SHORT TASK
Transcribe each record below word for word.

DATA IN THIS EXERCISE

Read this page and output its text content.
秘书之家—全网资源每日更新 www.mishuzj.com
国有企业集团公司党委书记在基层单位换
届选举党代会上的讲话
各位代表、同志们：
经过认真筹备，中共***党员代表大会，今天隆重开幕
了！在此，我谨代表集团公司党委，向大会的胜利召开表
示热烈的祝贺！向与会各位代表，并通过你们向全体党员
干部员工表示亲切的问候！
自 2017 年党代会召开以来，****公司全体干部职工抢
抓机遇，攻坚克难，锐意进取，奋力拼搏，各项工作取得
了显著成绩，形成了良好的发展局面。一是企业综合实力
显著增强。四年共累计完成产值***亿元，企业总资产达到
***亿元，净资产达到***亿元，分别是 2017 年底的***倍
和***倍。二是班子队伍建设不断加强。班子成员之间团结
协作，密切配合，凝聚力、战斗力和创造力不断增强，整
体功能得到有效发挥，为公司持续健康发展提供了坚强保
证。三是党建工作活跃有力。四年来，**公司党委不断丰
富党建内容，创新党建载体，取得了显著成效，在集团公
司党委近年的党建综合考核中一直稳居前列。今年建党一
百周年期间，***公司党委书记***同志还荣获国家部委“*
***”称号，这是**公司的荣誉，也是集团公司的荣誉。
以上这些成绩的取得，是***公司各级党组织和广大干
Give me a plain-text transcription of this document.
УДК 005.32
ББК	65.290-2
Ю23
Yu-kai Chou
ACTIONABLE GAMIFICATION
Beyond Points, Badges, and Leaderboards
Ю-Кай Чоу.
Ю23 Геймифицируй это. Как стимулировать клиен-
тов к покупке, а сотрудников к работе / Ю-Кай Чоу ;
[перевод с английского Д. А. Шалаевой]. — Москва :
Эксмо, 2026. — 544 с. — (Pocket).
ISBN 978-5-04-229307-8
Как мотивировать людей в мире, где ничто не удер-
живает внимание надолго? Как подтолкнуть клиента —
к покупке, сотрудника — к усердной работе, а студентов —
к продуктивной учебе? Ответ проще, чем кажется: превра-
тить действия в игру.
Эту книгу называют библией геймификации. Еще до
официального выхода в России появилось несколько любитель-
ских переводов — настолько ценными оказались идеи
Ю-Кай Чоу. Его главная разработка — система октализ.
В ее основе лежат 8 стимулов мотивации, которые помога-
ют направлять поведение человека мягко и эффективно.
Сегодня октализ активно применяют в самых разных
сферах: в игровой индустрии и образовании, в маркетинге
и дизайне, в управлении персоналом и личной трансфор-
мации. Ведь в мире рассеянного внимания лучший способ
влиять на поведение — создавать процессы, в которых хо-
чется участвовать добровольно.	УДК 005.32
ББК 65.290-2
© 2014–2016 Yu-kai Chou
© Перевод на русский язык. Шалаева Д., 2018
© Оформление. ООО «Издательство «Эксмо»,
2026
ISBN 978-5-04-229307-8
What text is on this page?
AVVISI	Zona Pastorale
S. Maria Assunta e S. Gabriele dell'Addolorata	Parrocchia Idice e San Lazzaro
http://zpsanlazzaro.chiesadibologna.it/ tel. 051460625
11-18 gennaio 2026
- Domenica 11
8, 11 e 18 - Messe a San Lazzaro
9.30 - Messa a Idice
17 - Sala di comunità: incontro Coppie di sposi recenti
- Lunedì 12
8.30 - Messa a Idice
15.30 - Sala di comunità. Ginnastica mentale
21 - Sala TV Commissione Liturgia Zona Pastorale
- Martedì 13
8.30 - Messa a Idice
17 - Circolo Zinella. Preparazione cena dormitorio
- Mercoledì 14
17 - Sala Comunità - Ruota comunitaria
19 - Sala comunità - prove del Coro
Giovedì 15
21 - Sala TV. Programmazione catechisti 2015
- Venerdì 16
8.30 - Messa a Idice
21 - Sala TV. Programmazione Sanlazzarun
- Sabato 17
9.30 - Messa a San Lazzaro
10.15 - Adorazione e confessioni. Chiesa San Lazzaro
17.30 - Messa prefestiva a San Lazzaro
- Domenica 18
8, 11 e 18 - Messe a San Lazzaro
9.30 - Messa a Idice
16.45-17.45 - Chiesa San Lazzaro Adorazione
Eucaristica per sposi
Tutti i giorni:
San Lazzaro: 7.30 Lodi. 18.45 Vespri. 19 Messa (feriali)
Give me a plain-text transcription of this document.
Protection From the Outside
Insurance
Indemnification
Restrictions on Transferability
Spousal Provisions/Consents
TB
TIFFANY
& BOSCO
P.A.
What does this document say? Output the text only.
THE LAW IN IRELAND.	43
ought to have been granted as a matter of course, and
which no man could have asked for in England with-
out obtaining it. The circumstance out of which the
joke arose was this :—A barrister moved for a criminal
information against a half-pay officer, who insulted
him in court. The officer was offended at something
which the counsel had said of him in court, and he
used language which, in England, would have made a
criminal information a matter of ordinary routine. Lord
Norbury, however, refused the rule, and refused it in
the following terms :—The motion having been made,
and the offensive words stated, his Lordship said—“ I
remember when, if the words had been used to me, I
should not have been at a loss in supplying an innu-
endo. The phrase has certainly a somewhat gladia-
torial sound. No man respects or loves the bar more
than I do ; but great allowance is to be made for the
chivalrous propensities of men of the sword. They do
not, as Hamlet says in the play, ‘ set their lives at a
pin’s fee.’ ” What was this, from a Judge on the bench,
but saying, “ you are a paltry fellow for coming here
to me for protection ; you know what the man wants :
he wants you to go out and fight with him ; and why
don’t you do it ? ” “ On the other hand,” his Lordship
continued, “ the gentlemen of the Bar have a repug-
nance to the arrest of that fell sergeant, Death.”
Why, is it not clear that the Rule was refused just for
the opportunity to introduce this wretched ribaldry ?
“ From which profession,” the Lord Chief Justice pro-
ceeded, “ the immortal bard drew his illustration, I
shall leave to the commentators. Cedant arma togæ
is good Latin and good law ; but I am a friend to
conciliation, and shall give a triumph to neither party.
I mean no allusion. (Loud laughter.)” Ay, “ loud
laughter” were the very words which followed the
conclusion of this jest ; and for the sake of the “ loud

REPLY TO THE EXERCISE
Read this page and output its text content.
秘书之家—全网资源每日更新 www.mishuzj.com
国有企业集团公司党委书记在基层单位换
届选举党代会上的讲话
各位代表、同志们：
经过认真筹备，中共***党员代表大会，今天隆重开幕
了！在此，我谨代表集团公司党委，向大会的胜利召开表
示热烈的祝贺！向与会各位代表，并通过你们向全体党员
干部员工表示亲切的问候！
自 2017 年党代会召开以来，****公司全体干部职工抢
抓机遇，攻坚克难，锐意进取，奋力拼搏，各项工作取得
了显著成绩，形成了良好的发展局面。一是企业综合实力
显著增强。四年共累计完成产值***亿元，企业总资产达到
***亿元，净资产达到***亿元，分别是 2017 年底的***倍
和***倍。二是班子队伍建设不断加强。班子成员之间团结
协作，密切配合，凝聚力、战斗力和创造力不断增强，整
体功能得到有效发挥，为公司持续健康发展提供了坚强保
证。三是党建工作活跃有力。四年来，**公司党委不断丰
富党建内容，创新党建载体，取得了显著成效，在集团公
司党委近年的党建综合考核中一直稳居前列。今年建党一
百周年期间，***公司党委书记***同志还荣获国家部委“*
***”称号，这是**公司的荣誉，也是集团公司的荣誉。
以上这些成绩的取得，是***公司各级党组织和广大干
Give me a plain-text transcription of this document.
УДК 005.32
ББК	65.290-2
Ю23
Yu-kai Chou
ACTIONABLE GAMIFICATION
Beyond Points, Badges, and Leaderboards
Ю-Кай Чоу.
Ю23 Геймифицируй это. Как стимулировать клиен-
тов к покупке, а сотрудников к работе / Ю-Кай Чоу ;
[перевод с английского Д. А. Шалаевой]. — Москва :
Эксмо, 2026. — 544 с. — (Pocket).
ISBN 978-5-04-229307-8
Как мотивировать людей в мире, где ничто не удер-
живает внимание надолго? Как подтолкнуть клиента —
к покупке, сотрудника — к усердной работе, а студентов —
к продуктивной учебе? Ответ проще, чем кажется: превра-
тить действия в игру.
Эту книгу называют библией геймификации. Еще до
официального выхода в России появилось несколько любитель-
ских переводов — настолько ценными оказались идеи
Ю-Кай Чоу. Его главная разработка — система октализ.
В ее основе лежат 8 стимулов мотивации, которые помога-
ют направлять поведение человека мягко и эффективно.
Сегодня октализ активно применяют в самых разных
сферах: в игровой индустрии и образовании, в маркетинге
и дизайне, в управлении персоналом и личной трансфор-
мации. Ведь в мире рассеянного внимания лучший способ
влиять на поведение — создавать процессы, в которых хо-
чется участвовать добровольно.	УДК 005.32
ББК 65.290-2
© 2014–2016 Yu-kai Chou
© Перевод на русский язык. Шалаева Д., 2018
© Оформление. ООО «Издательство «Эксмо»,
2026
ISBN 978-5-04-229307-8
What text is on this page?
AVVISI	Zona Pastorale
S. Maria Assunta e S. Gabriele dell'Addolorata	Parrocchia Idice e San Lazzaro
http://zpsanlazzaro.chiesadibologna.it/ tel. 051460625
11-18 gennaio 2026
- Domenica 11
8, 11 e 18 - Messe a San Lazzaro
9.30 - Messa a Idice
17 - Sala di comunità: incontro Coppie di sposi recenti
- Lunedì 12
8.30 - Messa a Idice
15.30 - Sala di comunità. Ginnastica mentale
21 - Sala TV Commissione Liturgia Zona Pastorale
- Martedì 13
8.30 - Messa a Idice
17 - Circolo Zinella. Preparazione cena dormitorio
- Mercoledì 14
17 - Sala Comunità - Ruota comunitaria
19 - Sala comunità - prove del Coro
Giovedì 15
21 - Sala TV. Programmazione catechisti 2015
- Venerdì 16
8.30 - Messa a Idice
21 - Sala TV. Programmazione Sanlazzarun
- Sabato 17
9.30 - Messa a San Lazzaro
10.15 - Adorazione e confessioni. Chiesa San Lazzaro
17.30 - Messa prefestiva a San Lazzaro
- Domenica 18
8, 11 e 18 - Messe a San Lazzaro
9.30 - Messa a Idice
16.45-17.45 - Chiesa San Lazzaro Adorazione
Eucaristica per sposi
Tutti i giorni:
San Lazzaro: 7.30 Lodi. 18.45 Vespri. 19 Messa (feriali)
Give me a plain-text transcription of this document.
Protection From the Outside
Insurance
Indemnification
Restrictions on Transferability
Spousal Provisions/Consents
TB
TIFFANY
& BOSCO
P.A.
What does this document say? Output the text only.
THE LAW IN IRELAND.	43
ought to have been granted as a matter of course, and
which no man could have asked for in England with-
out obtaining it. The circumstance out of which the
joke arose was this :—A barrister moved for a criminal
information against a half-pay officer, who insulted
him in court. The officer was offended at something
which the counsel had said of him in court, and he
used language which, in England, would have made a
criminal information a matter of ordinary routine. Lord
Norbury, however, refused the rule, and refused it in
the following terms :—The motion having been made,
and the offensive words stated, his Lordship said—“ I
remember when, if the words had been used to me, I
should not have been at a loss in supplying an innu-
endo. The phrase has certainly a somewhat gladia-
torial sound. No man respects or loves the bar more
than I do ; but great allowance is to be made for the
chivalrous propensities of men of the sword. They do
not, as Hamlet says in the play, ‘ set their lives at a
pin’s fee.’ ” What was this, from a Judge on the bench,
but saying, “ you are a paltry fellow for coming here
to me for protection ; you know what the man wants :
he wants you to go out and fight with him ; and why
don’t you do it ? ” “ On the other hand,” his Lordship
continued, “ the gentlemen of the Bar have a repug-
nance to the arrest of that fell sergeant, Death.”
Why, is it not clear that the Rule was refused just for
the opportunity to introduce this wretched ribaldry ?
“ From which profession,” the Lord Chief Justice pro-
ceeded, “ the immortal bard drew his illustration, I
shall leave to the commentators. Cedant arma togæ
is good Latin and good law ; but I am a friend to
conciliation, and shall give a triumph to neither party.
I mean no allusion. (Loud laughter.)” Ay, “ loud
laughter” were the very words which followed the
conclusion of this jest ; and for the sake of the “ loud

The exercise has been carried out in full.